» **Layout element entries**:
━━━━━━━━
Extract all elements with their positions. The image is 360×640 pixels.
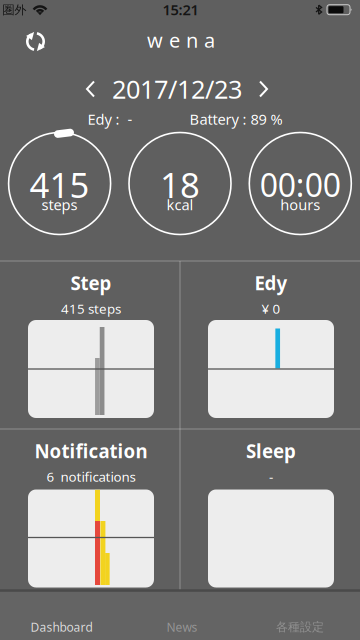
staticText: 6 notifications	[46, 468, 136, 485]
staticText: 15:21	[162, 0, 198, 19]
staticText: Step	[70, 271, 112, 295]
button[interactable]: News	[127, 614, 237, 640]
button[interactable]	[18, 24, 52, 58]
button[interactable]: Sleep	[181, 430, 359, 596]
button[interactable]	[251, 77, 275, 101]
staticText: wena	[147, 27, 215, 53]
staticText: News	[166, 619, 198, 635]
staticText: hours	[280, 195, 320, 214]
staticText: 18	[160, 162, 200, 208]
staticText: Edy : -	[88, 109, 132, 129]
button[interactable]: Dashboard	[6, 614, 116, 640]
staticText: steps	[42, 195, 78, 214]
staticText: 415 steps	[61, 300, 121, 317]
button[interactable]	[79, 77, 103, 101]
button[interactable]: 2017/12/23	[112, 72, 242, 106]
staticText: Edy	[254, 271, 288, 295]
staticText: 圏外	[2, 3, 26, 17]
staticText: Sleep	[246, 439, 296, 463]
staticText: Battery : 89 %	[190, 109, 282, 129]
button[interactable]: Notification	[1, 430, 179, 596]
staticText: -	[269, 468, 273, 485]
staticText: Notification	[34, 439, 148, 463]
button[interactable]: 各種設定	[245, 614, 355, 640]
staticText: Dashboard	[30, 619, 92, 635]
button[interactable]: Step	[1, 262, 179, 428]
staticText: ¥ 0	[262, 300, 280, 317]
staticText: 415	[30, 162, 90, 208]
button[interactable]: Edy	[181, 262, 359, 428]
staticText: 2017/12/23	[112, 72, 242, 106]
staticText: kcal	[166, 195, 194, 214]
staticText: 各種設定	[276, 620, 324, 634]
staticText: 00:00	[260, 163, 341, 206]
━━━━━━━━
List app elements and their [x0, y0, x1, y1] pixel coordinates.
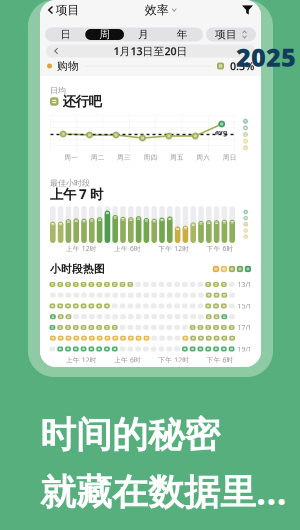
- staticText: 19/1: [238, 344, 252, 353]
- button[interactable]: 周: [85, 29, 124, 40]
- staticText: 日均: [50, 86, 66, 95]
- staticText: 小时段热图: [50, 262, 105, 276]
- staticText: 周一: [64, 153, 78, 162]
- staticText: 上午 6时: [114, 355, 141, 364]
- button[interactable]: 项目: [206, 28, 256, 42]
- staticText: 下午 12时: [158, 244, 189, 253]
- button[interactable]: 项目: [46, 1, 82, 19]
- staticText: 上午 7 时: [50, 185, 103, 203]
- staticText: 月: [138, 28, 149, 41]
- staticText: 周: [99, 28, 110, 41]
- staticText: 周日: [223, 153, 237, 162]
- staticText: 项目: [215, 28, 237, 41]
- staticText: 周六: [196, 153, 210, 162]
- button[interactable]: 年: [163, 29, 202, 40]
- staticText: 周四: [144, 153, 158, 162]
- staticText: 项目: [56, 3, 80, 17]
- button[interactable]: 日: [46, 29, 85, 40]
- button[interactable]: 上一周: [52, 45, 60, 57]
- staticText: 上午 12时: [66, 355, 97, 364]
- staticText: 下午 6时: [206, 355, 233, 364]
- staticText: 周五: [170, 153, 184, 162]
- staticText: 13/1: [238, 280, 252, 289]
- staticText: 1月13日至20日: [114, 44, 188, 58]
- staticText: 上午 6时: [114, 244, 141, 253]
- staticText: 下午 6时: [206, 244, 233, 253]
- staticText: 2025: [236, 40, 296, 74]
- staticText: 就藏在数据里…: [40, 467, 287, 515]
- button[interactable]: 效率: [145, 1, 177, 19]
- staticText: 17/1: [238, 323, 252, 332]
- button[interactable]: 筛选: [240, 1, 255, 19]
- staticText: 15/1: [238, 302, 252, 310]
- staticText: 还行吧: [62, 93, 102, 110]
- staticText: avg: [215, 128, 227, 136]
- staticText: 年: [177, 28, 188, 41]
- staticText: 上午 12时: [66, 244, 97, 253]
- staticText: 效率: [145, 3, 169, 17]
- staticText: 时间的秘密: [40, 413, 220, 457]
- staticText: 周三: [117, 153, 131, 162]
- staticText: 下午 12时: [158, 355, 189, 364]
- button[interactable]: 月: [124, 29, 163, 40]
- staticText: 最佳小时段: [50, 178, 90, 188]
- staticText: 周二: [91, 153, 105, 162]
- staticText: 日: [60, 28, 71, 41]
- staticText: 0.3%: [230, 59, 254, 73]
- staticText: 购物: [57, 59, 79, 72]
━━━━━━━━
» **Exercise instructions**:
Give every line of the records from the one containing "468, 136, 485]" down to the one containing "620, 324, 634]", both included, as a Markdown table with the columns "Row" and "Entry". Number each line in order under "Row", place its text under "Entry", and skip any blank lines.

» **Solution for this task**:
| Row | Entry |
|---|---|
| 1 | staticText: 6 notifications	[46, 468, 136, 485] |
| 2 | staticText: 15:21	[162, 0, 198, 19] |
| 3 | staticText: Step	[70, 271, 112, 295] |
| 4 | button[interactable]: News	[127, 614, 237, 640] |
| 5 | button[interactable]	[18, 24, 52, 58] |
| 6 | button[interactable]: Sleep	[181, 430, 359, 596] |
| 7 | button[interactable]	[251, 77, 275, 101] |
| 8 | staticText: wena	[147, 27, 215, 53] |
| 9 | staticText: News	[166, 619, 198, 635] |
| 10 | staticText: hours	[280, 195, 320, 214] |
| 11 | staticText: 18	[160, 162, 200, 208] |
| 12 | staticText: Edy : -	[88, 109, 132, 129] |
| 13 | button[interactable]: Dashboard	[6, 614, 116, 640] |
| 14 | staticText: steps	[42, 195, 78, 214] |
| 15 | staticText: 415 steps	[61, 300, 121, 317] |
| 16 | button[interactable]	[79, 77, 103, 101] |
| 17 | button[interactable]: 2017/12/23	[112, 72, 242, 106] |
| 18 | staticText: Edy	[254, 271, 288, 295] |
| 19 | staticText: 圏外	[2, 3, 26, 17] |
| 20 | staticText: Sleep	[246, 439, 296, 463] |
| 21 | staticText: Battery : 89 %	[190, 109, 282, 129] |
| 22 | button[interactable]: Notification	[1, 430, 179, 596] |
| 23 | staticText: -	[269, 468, 273, 485] |
| 24 | staticText: Notification	[34, 439, 148, 463] |
| 25 | button[interactable]: 各種設定	[245, 614, 355, 640] |
| 26 | staticText: Dashboard	[30, 619, 92, 635] |
| 27 | button[interactable]: Step	[1, 262, 179, 428] |
| 28 | staticText: ¥ 0	[262, 300, 280, 317] |
| 29 | staticText: 415	[30, 162, 90, 208] |
| 30 | button[interactable]: Edy	[181, 262, 359, 428] |
| 31 | staticText: 2017/12/23	[112, 72, 242, 106] |
| 32 | staticText: kcal	[166, 195, 194, 214] |
| 33 | staticText: 各種設定	[276, 620, 324, 634] |